_Task goal_.
Leaving the pictures aside, transcribe every line below exactly.

_Records provided_.
○ ○ ○ ○
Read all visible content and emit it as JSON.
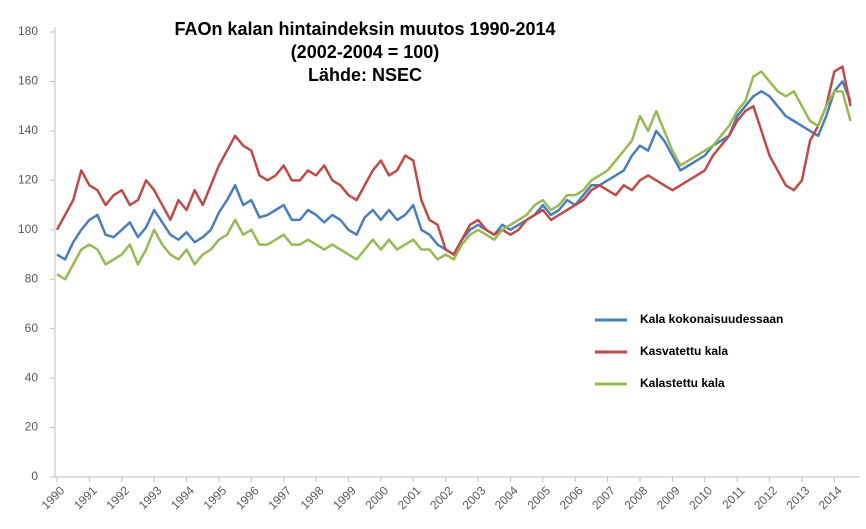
{
  "chart_data": {
    "type": "line",
    "title": "FAOn kalan hintaindeksin muutos 1990-2014",
    "subtitle": "(2002-2004 = 100)",
    "source": "Lähde: NSEC",
    "x": [
      1990,
      1990.25,
      1990.5,
      1990.75,
      1991,
      1991.25,
      1991.5,
      1991.75,
      1992,
      1992.25,
      1992.5,
      1992.75,
      1993,
      1993.25,
      1993.5,
      1993.75,
      1994,
      1994.25,
      1994.5,
      1994.75,
      1995,
      1995.25,
      1995.5,
      1995.75,
      1996,
      1996.25,
      1996.5,
      1996.75,
      1997,
      1997.25,
      1997.5,
      1997.75,
      1998,
      1998.25,
      1998.5,
      1998.75,
      1999,
      1999.25,
      1999.5,
      1999.75,
      2000,
      2000.25,
      2000.5,
      2000.75,
      2001,
      2001.25,
      2001.5,
      2001.75,
      2002,
      2002.25,
      2002.5,
      2002.75,
      2003,
      2003.25,
      2003.5,
      2003.75,
      2004,
      2004.25,
      2004.5,
      2004.75,
      2005,
      2005.25,
      2005.5,
      2005.75,
      2006,
      2006.25,
      2006.5,
      2006.75,
      2007,
      2007.25,
      2007.5,
      2007.75,
      2008,
      2008.25,
      2008.5,
      2008.75,
      2009,
      2009.25,
      2009.5,
      2009.75,
      2010,
      2010.25,
      2010.5,
      2010.75,
      2011,
      2011.25,
      2011.5,
      2011.75,
      2012,
      2012.25,
      2012.5,
      2012.75,
      2013,
      2013.25,
      2013.5,
      2013.75,
      2014,
      2014.25,
      2014.5
    ],
    "series": [
      {
        "name": "Kala kokonaisuudessaan",
        "color": "#4a7ebb",
        "values": [
          90,
          88,
          95,
          100,
          104,
          106,
          98,
          97,
          100,
          103,
          97,
          101,
          108,
          103,
          98,
          96,
          99,
          95,
          97,
          100,
          107,
          112,
          118,
          110,
          112,
          105,
          106,
          108,
          110,
          104,
          104,
          108,
          106,
          103,
          106,
          104,
          100,
          98,
          105,
          108,
          104,
          108,
          104,
          106,
          110,
          100,
          98,
          94,
          92,
          90,
          96,
          100,
          102,
          100,
          98,
          102,
          100,
          102,
          104,
          106,
          110,
          106,
          108,
          112,
          110,
          114,
          118,
          118,
          120,
          122,
          124,
          130,
          134,
          132,
          140,
          136,
          130,
          124,
          126,
          128,
          130,
          134,
          136,
          138,
          146,
          150,
          154,
          156,
          154,
          150,
          146,
          144,
          142,
          140,
          138,
          146,
          156,
          160,
          152
        ]
      },
      {
        "name": "Kasvatettu kala",
        "color": "#be4b48",
        "values": [
          100,
          106,
          112,
          124,
          118,
          116,
          110,
          114,
          116,
          110,
          112,
          120,
          116,
          110,
          104,
          112,
          108,
          116,
          110,
          118,
          126,
          132,
          138,
          134,
          132,
          122,
          120,
          122,
          126,
          120,
          120,
          124,
          122,
          126,
          120,
          118,
          114,
          112,
          118,
          124,
          128,
          122,
          124,
          130,
          128,
          112,
          104,
          102,
          92,
          90,
          96,
          102,
          104,
          100,
          98,
          100,
          98,
          100,
          104,
          106,
          108,
          104,
          106,
          108,
          110,
          112,
          116,
          118,
          116,
          114,
          118,
          116,
          120,
          122,
          120,
          118,
          116,
          118,
          120,
          122,
          124,
          130,
          134,
          138,
          144,
          148,
          150,
          140,
          130,
          124,
          118,
          116,
          120,
          136,
          142,
          150,
          164,
          166,
          150
        ]
      },
      {
        "name": "Kalastettu kala",
        "color": "#98b954",
        "values": [
          82,
          80,
          86,
          92,
          94,
          92,
          86,
          88,
          90,
          94,
          86,
          92,
          100,
          94,
          90,
          88,
          92,
          86,
          90,
          92,
          96,
          98,
          104,
          98,
          100,
          94,
          94,
          96,
          98,
          94,
          94,
          96,
          94,
          92,
          94,
          92,
          90,
          88,
          92,
          96,
          92,
          96,
          92,
          94,
          96,
          92,
          92,
          88,
          90,
          88,
          94,
          98,
          100,
          98,
          96,
          100,
          102,
          104,
          106,
          110,
          112,
          108,
          110,
          114,
          114,
          116,
          120,
          122,
          124,
          128,
          132,
          136,
          146,
          140,
          148,
          140,
          132,
          126,
          128,
          130,
          132,
          134,
          138,
          142,
          148,
          152,
          162,
          164,
          160,
          156,
          154,
          156,
          150,
          144,
          142,
          150,
          156,
          156,
          144
        ]
      }
    ],
    "xlim": [
      1990,
      2014.7
    ],
    "xticks": [
      1990,
      1991,
      1992,
      1993,
      1994,
      1995,
      1996,
      1997,
      1998,
      1999,
      2000,
      2001,
      2002,
      2003,
      2004,
      2005,
      2006,
      2007,
      2008,
      2009,
      2010,
      2011,
      2012,
      2013,
      2014
    ],
    "ylim": [
      0,
      180
    ],
    "yticks": [
      0,
      20,
      40,
      60,
      80,
      100,
      120,
      140,
      160,
      180
    ]
  }
}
○ ○ ○ ○
_Final result_.
Read all visible content and emit it as JSON.
{
  "chart_data": {
    "type": "line",
    "title": "FAOn kalan hintaindeksin muutos 1990-2014",
    "subtitle": "(2002-2004 = 100)",
    "source": "Lähde: NSEC",
    "x": [
      1990,
      1990.25,
      1990.5,
      1990.75,
      1991,
      1991.25,
      1991.5,
      1991.75,
      1992,
      1992.25,
      1992.5,
      1992.75,
      1993,
      1993.25,
      1993.5,
      1993.75,
      1994,
      1994.25,
      1994.5,
      1994.75,
      1995,
      1995.25,
      1995.5,
      1995.75,
      1996,
      1996.25,
      1996.5,
      1996.75,
      1997,
      1997.25,
      1997.5,
      1997.75,
      1998,
      1998.25,
      1998.5,
      1998.75,
      1999,
      1999.25,
      1999.5,
      1999.75,
      2000,
      2000.25,
      2000.5,
      2000.75,
      2001,
      2001.25,
      2001.5,
      2001.75,
      2002,
      2002.25,
      2002.5,
      2002.75,
      2003,
      2003.25,
      2003.5,
      2003.75,
      2004,
      2004.25,
      2004.5,
      2004.75,
      2005,
      2005.25,
      2005.5,
      2005.75,
      2006,
      2006.25,
      2006.5,
      2006.75,
      2007,
      2007.25,
      2007.5,
      2007.75,
      2008,
      2008.25,
      2008.5,
      2008.75,
      2009,
      2009.25,
      2009.5,
      2009.75,
      2010,
      2010.25,
      2010.5,
      2010.75,
      2011,
      2011.25,
      2011.5,
      2011.75,
      2012,
      2012.25,
      2012.5,
      2012.75,
      2013,
      2013.25,
      2013.5,
      2013.75,
      2014,
      2014.25,
      2014.5
    ],
    "series": [
      {
        "name": "Kala kokonaisuudessaan",
        "color": "#4a7ebb",
        "values": [
          90,
          88,
          95,
          100,
          104,
          106,
          98,
          97,
          100,
          103,
          97,
          101,
          108,
          103,
          98,
          96,
          99,
          95,
          97,
          100,
          107,
          112,
          118,
          110,
          112,
          105,
          106,
          108,
          110,
          104,
          104,
          108,
          106,
          103,
          106,
          104,
          100,
          98,
          105,
          108,
          104,
          108,
          104,
          106,
          110,
          100,
          98,
          94,
          92,
          90,
          96,
          100,
          102,
          100,
          98,
          102,
          100,
          102,
          104,
          106,
          110,
          106,
          108,
          112,
          110,
          114,
          118,
          118,
          120,
          122,
          124,
          130,
          134,
          132,
          140,
          136,
          130,
          124,
          126,
          128,
          130,
          134,
          136,
          138,
          146,
          150,
          154,
          156,
          154,
          150,
          146,
          144,
          142,
          140,
          138,
          146,
          156,
          160,
          152
        ]
      },
      {
        "name": "Kasvatettu kala",
        "color": "#be4b48",
        "values": [
          100,
          106,
          112,
          124,
          118,
          116,
          110,
          114,
          116,
          110,
          112,
          120,
          116,
          110,
          104,
          112,
          108,
          116,
          110,
          118,
          126,
          132,
          138,
          134,
          132,
          122,
          120,
          122,
          126,
          120,
          120,
          124,
          122,
          126,
          120,
          118,
          114,
          112,
          118,
          124,
          128,
          122,
          124,
          130,
          128,
          112,
          104,
          102,
          92,
          90,
          96,
          102,
          104,
          100,
          98,
          100,
          98,
          100,
          104,
          106,
          108,
          104,
          106,
          108,
          110,
          112,
          116,
          118,
          116,
          114,
          118,
          116,
          120,
          122,
          120,
          118,
          116,
          118,
          120,
          122,
          124,
          130,
          134,
          138,
          144,
          148,
          150,
          140,
          130,
          124,
          118,
          116,
          120,
          136,
          142,
          150,
          164,
          166,
          150
        ]
      },
      {
        "name": "Kalastettu kala",
        "color": "#98b954",
        "values": [
          82,
          80,
          86,
          92,
          94,
          92,
          86,
          88,
          90,
          94,
          86,
          92,
          100,
          94,
          90,
          88,
          92,
          86,
          90,
          92,
          96,
          98,
          104,
          98,
          100,
          94,
          94,
          96,
          98,
          94,
          94,
          96,
          94,
          92,
          94,
          92,
          90,
          88,
          92,
          96,
          92,
          96,
          92,
          94,
          96,
          92,
          92,
          88,
          90,
          88,
          94,
          98,
          100,
          98,
          96,
          100,
          102,
          104,
          106,
          110,
          112,
          108,
          110,
          114,
          114,
          116,
          120,
          122,
          124,
          128,
          132,
          136,
          146,
          140,
          148,
          140,
          132,
          126,
          128,
          130,
          132,
          134,
          138,
          142,
          148,
          152,
          162,
          164,
          160,
          156,
          154,
          156,
          150,
          144,
          142,
          150,
          156,
          156,
          144
        ]
      }
    ],
    "xlim": [
      1990,
      2014.7
    ],
    "xticks": [
      1990,
      1991,
      1992,
      1993,
      1994,
      1995,
      1996,
      1997,
      1998,
      1999,
      2000,
      2001,
      2002,
      2003,
      2004,
      2005,
      2006,
      2007,
      2008,
      2009,
      2010,
      2011,
      2012,
      2013,
      2014
    ],
    "ylim": [
      0,
      180
    ],
    "yticks": [
      0,
      20,
      40,
      60,
      80,
      100,
      120,
      140,
      160,
      180
    ]
  }
}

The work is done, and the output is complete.